→ **RECORDS SUPPLIED**
┏━━

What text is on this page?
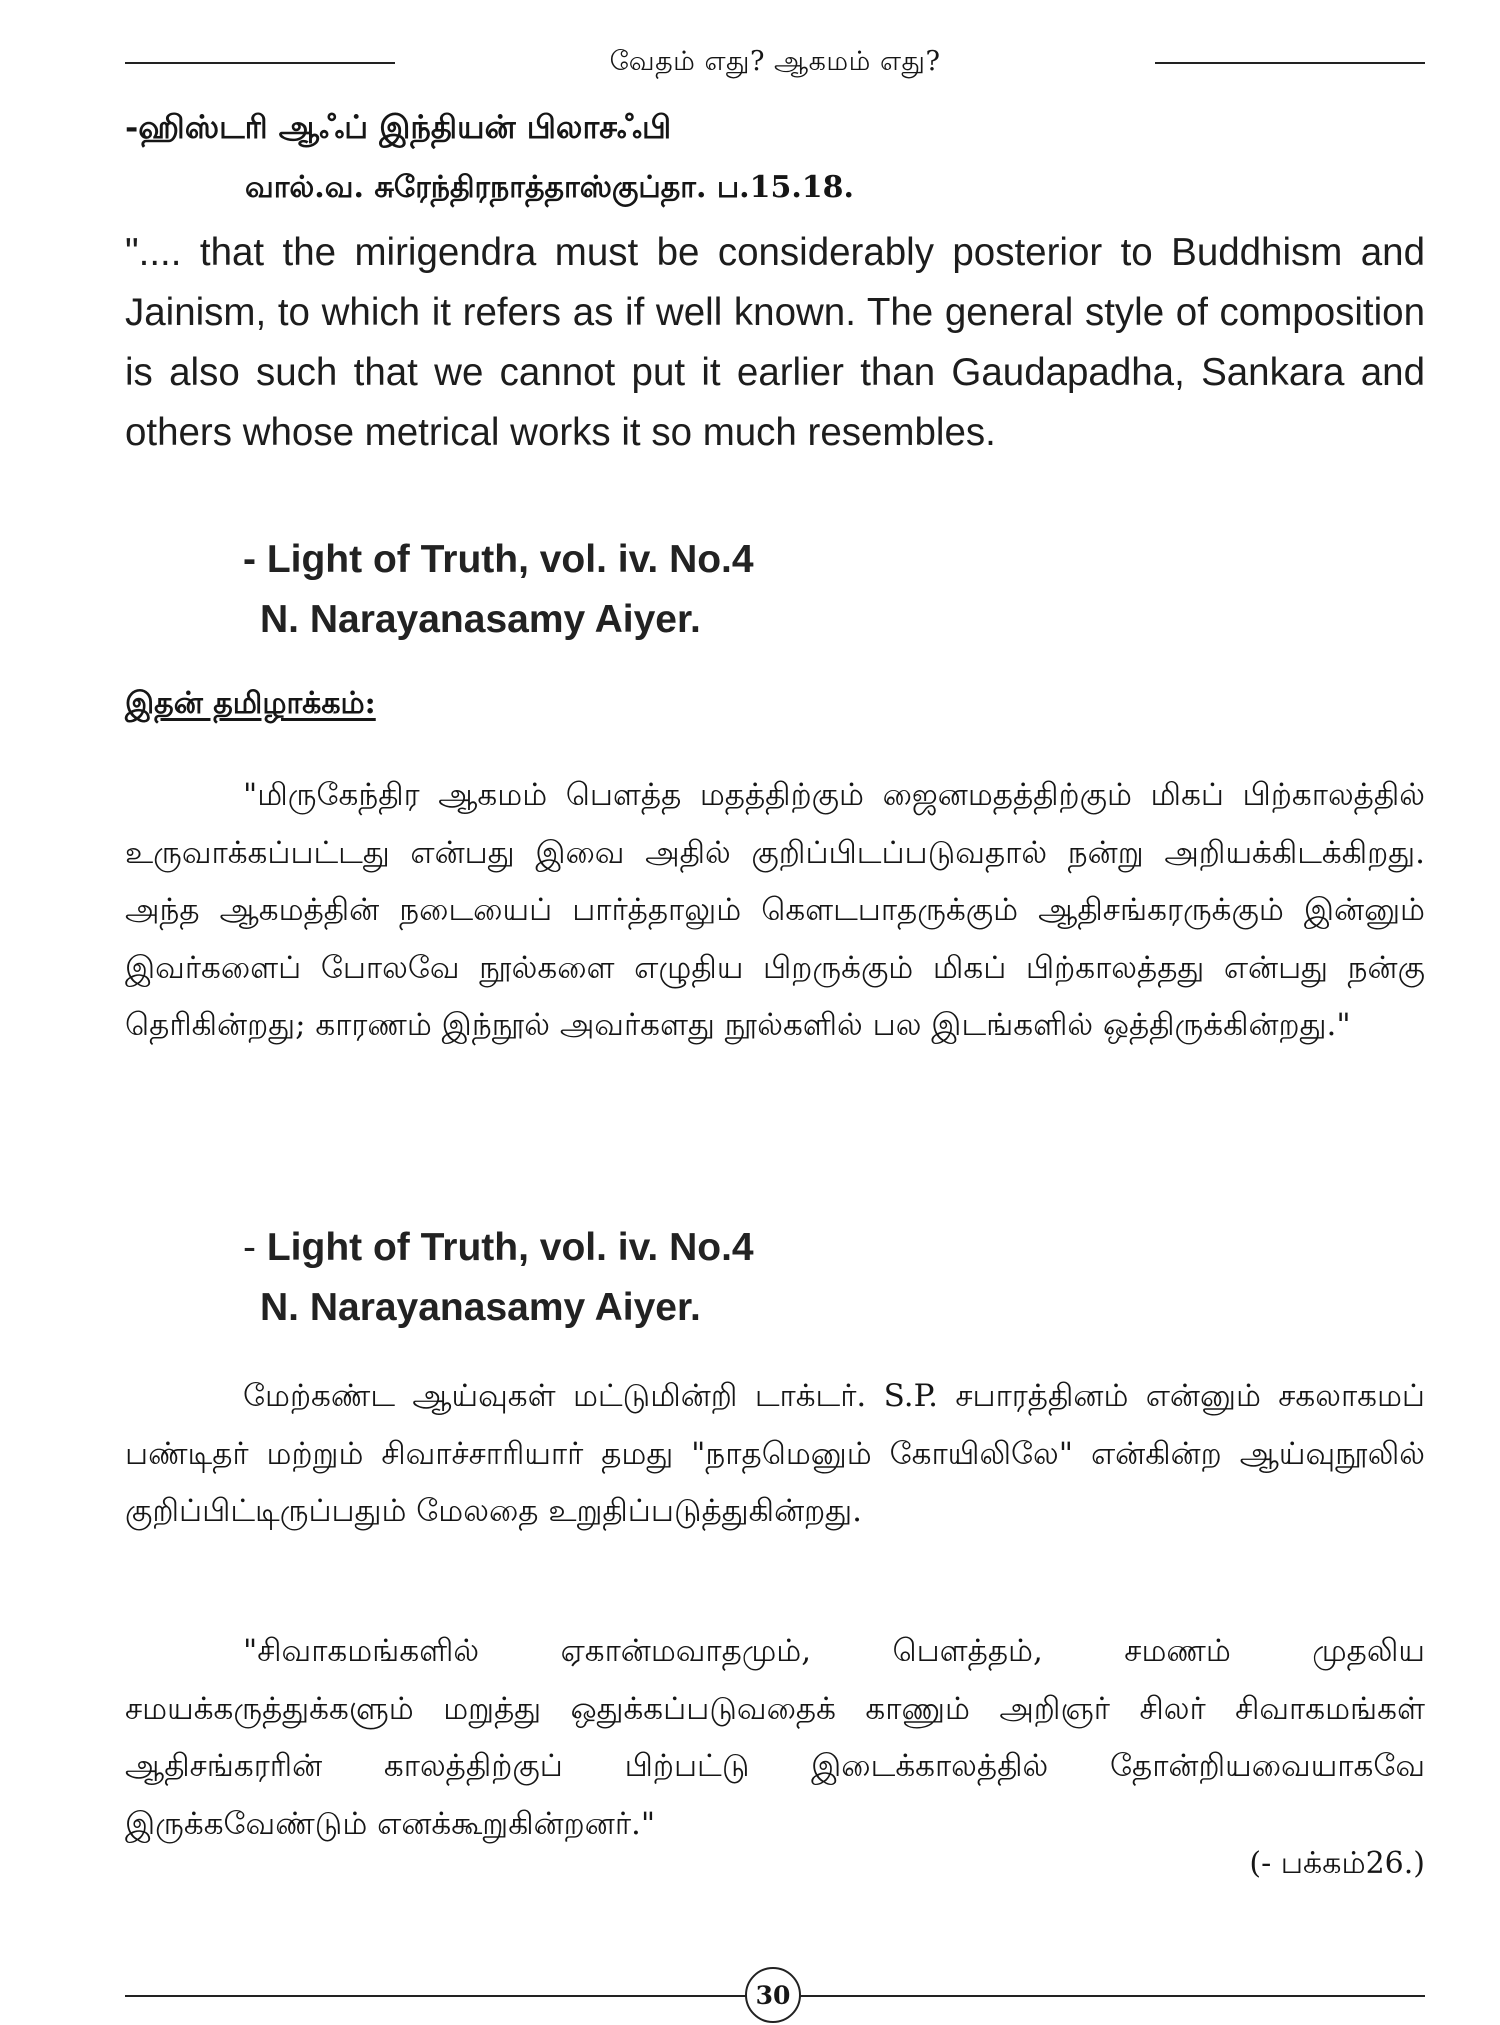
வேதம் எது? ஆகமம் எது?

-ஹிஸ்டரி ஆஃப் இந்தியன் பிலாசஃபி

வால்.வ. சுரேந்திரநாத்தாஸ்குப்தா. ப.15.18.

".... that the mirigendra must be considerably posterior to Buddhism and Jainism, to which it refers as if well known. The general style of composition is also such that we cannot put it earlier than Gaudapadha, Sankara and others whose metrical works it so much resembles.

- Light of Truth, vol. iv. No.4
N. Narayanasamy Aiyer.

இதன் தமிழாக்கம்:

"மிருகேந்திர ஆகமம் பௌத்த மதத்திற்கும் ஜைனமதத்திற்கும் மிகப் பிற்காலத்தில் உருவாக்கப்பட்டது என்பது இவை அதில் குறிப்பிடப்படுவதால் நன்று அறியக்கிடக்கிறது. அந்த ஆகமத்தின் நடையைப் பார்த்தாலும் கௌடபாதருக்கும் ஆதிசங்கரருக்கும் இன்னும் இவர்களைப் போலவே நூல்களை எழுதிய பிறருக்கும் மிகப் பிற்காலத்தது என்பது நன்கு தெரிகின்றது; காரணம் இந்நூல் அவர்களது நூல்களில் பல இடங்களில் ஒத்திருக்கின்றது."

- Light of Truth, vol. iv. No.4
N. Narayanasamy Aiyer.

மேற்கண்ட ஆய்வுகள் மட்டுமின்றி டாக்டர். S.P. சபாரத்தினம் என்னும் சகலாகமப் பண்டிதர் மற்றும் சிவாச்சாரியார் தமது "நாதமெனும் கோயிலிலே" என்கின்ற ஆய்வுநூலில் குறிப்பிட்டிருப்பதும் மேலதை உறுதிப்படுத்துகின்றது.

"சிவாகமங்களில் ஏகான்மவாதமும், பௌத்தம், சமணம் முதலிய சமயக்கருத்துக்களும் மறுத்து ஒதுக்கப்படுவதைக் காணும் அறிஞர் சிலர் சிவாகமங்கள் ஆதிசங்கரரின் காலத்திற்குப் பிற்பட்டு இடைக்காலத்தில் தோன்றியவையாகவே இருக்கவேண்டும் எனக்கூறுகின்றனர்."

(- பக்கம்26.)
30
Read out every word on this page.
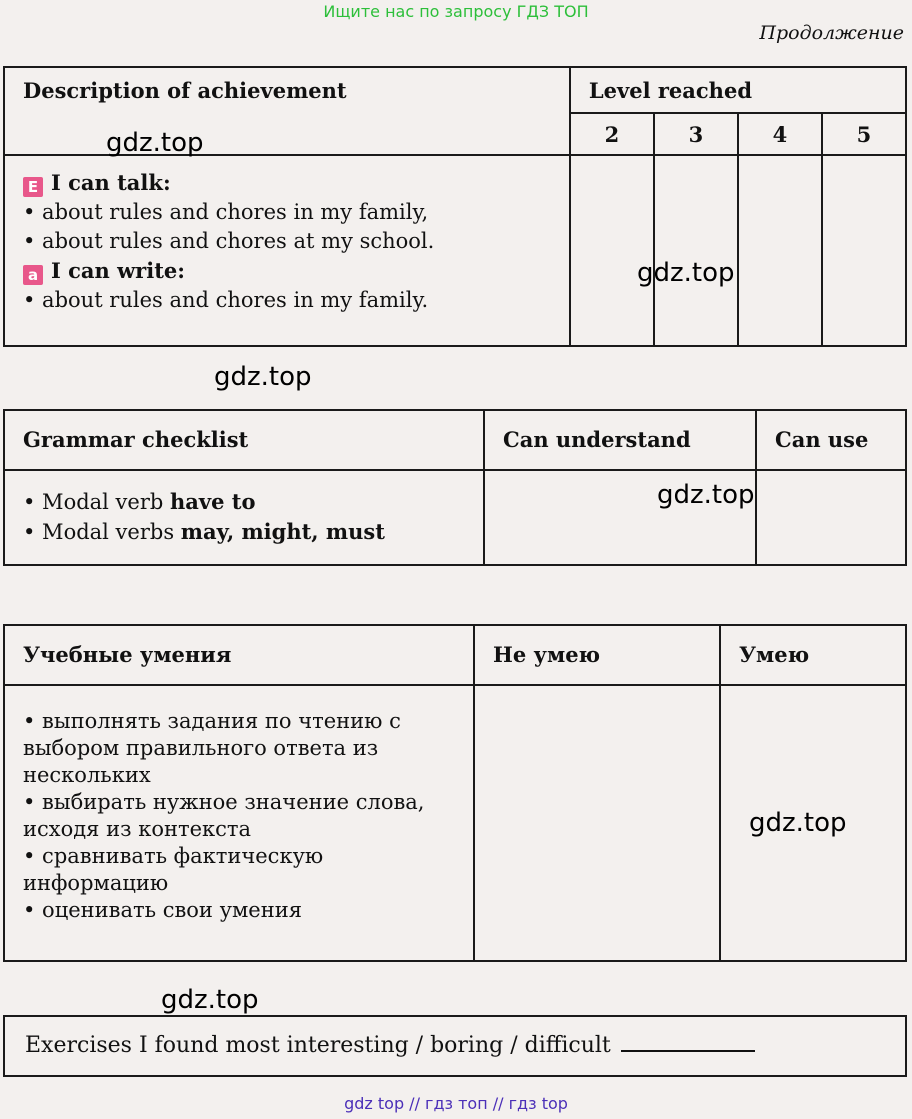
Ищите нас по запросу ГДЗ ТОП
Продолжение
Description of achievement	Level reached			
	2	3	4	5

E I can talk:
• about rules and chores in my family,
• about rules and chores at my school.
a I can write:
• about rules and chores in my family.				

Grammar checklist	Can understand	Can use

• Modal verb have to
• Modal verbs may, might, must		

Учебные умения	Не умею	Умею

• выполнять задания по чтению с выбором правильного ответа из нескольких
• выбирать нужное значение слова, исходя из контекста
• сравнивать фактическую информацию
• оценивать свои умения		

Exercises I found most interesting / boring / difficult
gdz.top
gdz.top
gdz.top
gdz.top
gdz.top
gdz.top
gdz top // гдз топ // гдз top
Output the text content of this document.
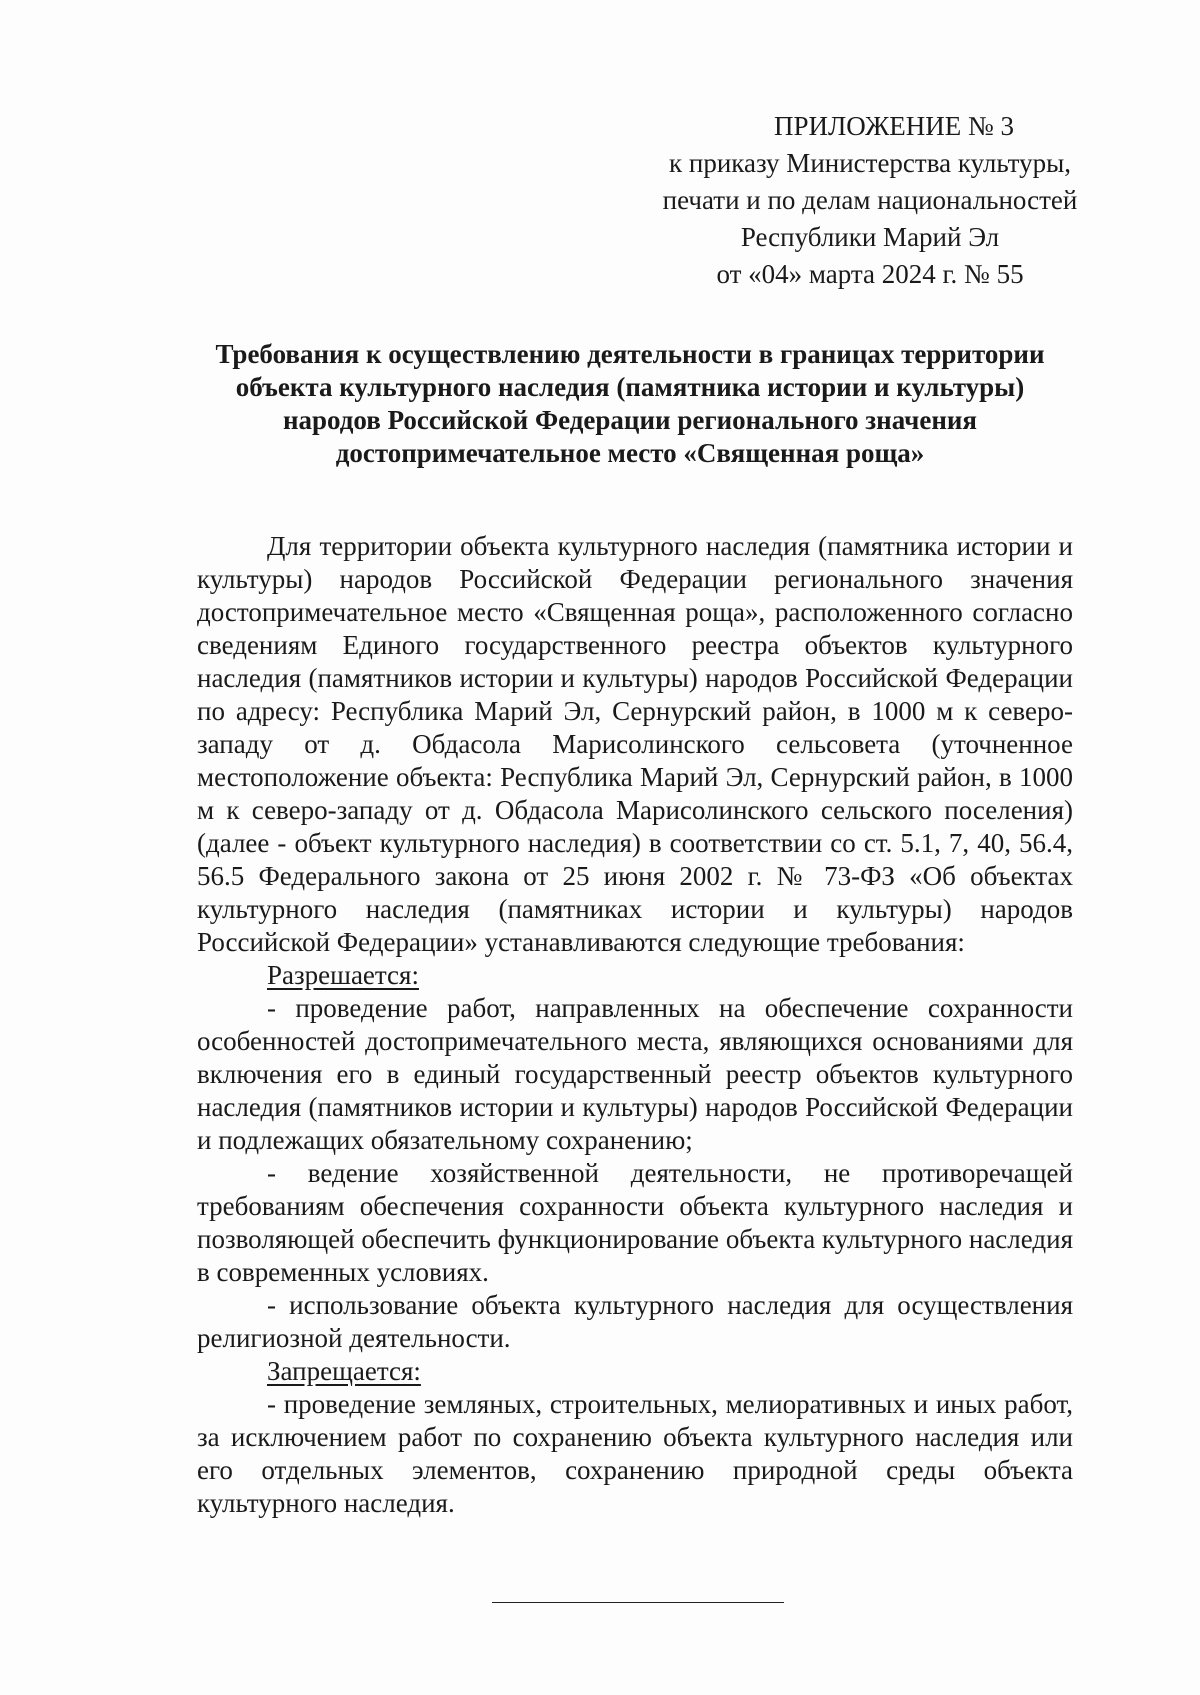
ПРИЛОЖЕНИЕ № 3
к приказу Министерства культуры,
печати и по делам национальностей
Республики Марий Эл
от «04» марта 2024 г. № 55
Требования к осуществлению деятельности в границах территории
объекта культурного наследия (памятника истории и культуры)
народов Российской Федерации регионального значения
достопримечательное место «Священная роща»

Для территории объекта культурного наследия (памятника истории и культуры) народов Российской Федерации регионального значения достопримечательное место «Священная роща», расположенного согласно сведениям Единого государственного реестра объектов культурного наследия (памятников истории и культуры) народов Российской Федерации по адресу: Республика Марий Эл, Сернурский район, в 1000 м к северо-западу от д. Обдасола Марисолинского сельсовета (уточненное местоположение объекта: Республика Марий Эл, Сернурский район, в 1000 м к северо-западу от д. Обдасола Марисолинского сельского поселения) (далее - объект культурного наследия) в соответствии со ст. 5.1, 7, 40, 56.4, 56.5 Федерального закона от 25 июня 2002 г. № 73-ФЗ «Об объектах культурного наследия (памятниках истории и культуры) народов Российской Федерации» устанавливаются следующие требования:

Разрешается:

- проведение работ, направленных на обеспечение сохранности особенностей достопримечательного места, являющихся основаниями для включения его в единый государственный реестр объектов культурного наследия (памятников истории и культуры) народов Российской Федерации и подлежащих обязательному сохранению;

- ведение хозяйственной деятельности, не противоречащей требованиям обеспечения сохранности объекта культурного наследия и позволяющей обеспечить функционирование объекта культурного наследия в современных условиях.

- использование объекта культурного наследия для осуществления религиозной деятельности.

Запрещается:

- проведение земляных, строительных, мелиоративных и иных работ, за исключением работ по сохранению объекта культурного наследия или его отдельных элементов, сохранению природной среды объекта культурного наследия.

┗━━

→ **WHAT YOU ARE ASKED TO DO**
Pictures are to be left out; repeat all the remaining data exactly.

→ **SOLUTION TO THE EXERCISE**
What text is on this page?
வேதம் எது? ஆகமம் எது?

-ஹிஸ்டரி ஆஃப் இந்தியன் பிலாசஃபி

வால்.வ. சுரேந்திரநாத்தாஸ்குப்தா. ப.15.18.

".... that the mirigendra must be considerably posterior to Buddhism and Jainism, to which it refers as if well known. The general style of composition is also such that we cannot put it earlier than Gaudapadha, Sankara and others whose metrical works it so much resembles.

- Light of Truth, vol. iv. No.4
N. Narayanasamy Aiyer.

இதன் தமிழாக்கம்:

"மிருகேந்திர ஆகமம் பௌத்த மதத்திற்கும் ஜைனமதத்திற்கும் மிகப் பிற்காலத்தில் உருவாக்கப்பட்டது என்பது இவை அதில் குறிப்பிடப்படுவதால் நன்று அறியக்கிடக்கிறது. அந்த ஆகமத்தின் நடையைப் பார்த்தாலும் கௌடபாதருக்கும் ஆதிசங்கரருக்கும் இன்னும் இவர்களைப் போலவே நூல்களை எழுதிய பிறருக்கும் மிகப் பிற்காலத்தது என்பது நன்கு தெரிகின்றது; காரணம் இந்நூல் அவர்களது நூல்களில் பல இடங்களில் ஒத்திருக்கின்றது."

- Light of Truth, vol. iv. No.4
N. Narayanasamy Aiyer.

மேற்கண்ட ஆய்வுகள் மட்டுமின்றி டாக்டர். S.P. சபாரத்தினம் என்னும் சகலாகமப் பண்டிதர் மற்றும் சிவாச்சாரியார் தமது "நாதமெனும் கோயிலிலே" என்கின்ற ஆய்வுநூலில் குறிப்பிட்டிருப்பதும் மேலதை உறுதிப்படுத்துகின்றது.

"சிவாகமங்களில் ஏகான்மவாதமும், பௌத்தம், சமணம் முதலிய சமயக்கருத்துக்களும் மறுத்து ஒதுக்கப்படுவதைக் காணும் அறிஞர் சிலர் சிவாகமங்கள் ஆதிசங்கரரின் காலத்திற்குப் பிற்பட்டு இடைக்காலத்தில் தோன்றியவையாகவே இருக்கவேண்டும் எனக்கூறுகின்றனர்."

(- பக்கம்26.)
30
Read out every word on this page.
Ищите нас по запросу ГДЗ ТОП
Продолжение
Description of achievement	Level reached			
	2	3	4	5

E I can talk:
• about rules and chores in my family,
• about rules and chores at my school.
a I can write:
• about rules and chores in my family.				

Grammar checklist	Can understand	Can use

• Modal verb have to
• Modal verbs may, might, must		

Учебные умения	Не умею	Умею

• выполнять задания по чтению с выбором правильного ответа из нескольких
• выбирать нужное значение слова, исходя из контекста
• сравнивать фактическую информацию
• оценивать свои умения		

Exercises I found most interesting / boring / difficult
gdz.top
gdz.top
gdz.top
gdz.top
gdz.top
gdz.top
gdz top // гдз топ // гдз top
Output the text content of this document.
ПРИЛОЖЕНИЕ № 3
к приказу Министерства культуры,
печати и по делам национальностей
Республики Марий Эл
от «04» марта 2024 г. № 55
Требования к осуществлению деятельности в границах территории
объекта культурного наследия (памятника истории и культуры)
народов Российской Федерации регионального значения
достопримечательное место «Священная роща»

Для территории объекта культурного наследия (памятника истории и культуры) народов Российской Федерации регионального значения достопримечательное место «Священная роща», расположенного согласно сведениям Единого государственного реестра объектов культурного наследия (памятников истории и культуры) народов Российской Федерации по адресу: Республика Марий Эл, Сернурский район, в 1000 м к северо-западу от д. Обдасола Марисолинского сельсовета (уточненное местоположение объекта: Республика Марий Эл, Сернурский район, в 1000 м к северо-западу от д. Обдасола Марисолинского сельского поселения) (далее - объект культурного наследия) в соответствии со ст. 5.1, 7, 40, 56.4, 56.5 Федерального закона от 25 июня 2002 г. № 73-ФЗ «Об объектах культурного наследия (памятниках истории и культуры) народов Российской Федерации» устанавливаются следующие требования:

Разрешается:

- проведение работ, направленных на обеспечение сохранности особенностей достопримечательного места, являющихся основаниями для включения его в единый государственный реестр объектов культурного наследия (памятников истории и культуры) народов Российской Федерации и подлежащих обязательному сохранению;

- ведение хозяйственной деятельности, не противоречащей требованиям обеспечения сохранности объекта культурного наследия и позволяющей обеспечить функционирование объекта культурного наследия в современных условиях.

- использование объекта культурного наследия для осуществления религиозной деятельности.

Запрещается:

- проведение земляных, строительных, мелиоративных и иных работ, за исключением работ по сохранению объекта культурного наследия или его отдельных элементов, сохранению природной среды объекта культурного наследия.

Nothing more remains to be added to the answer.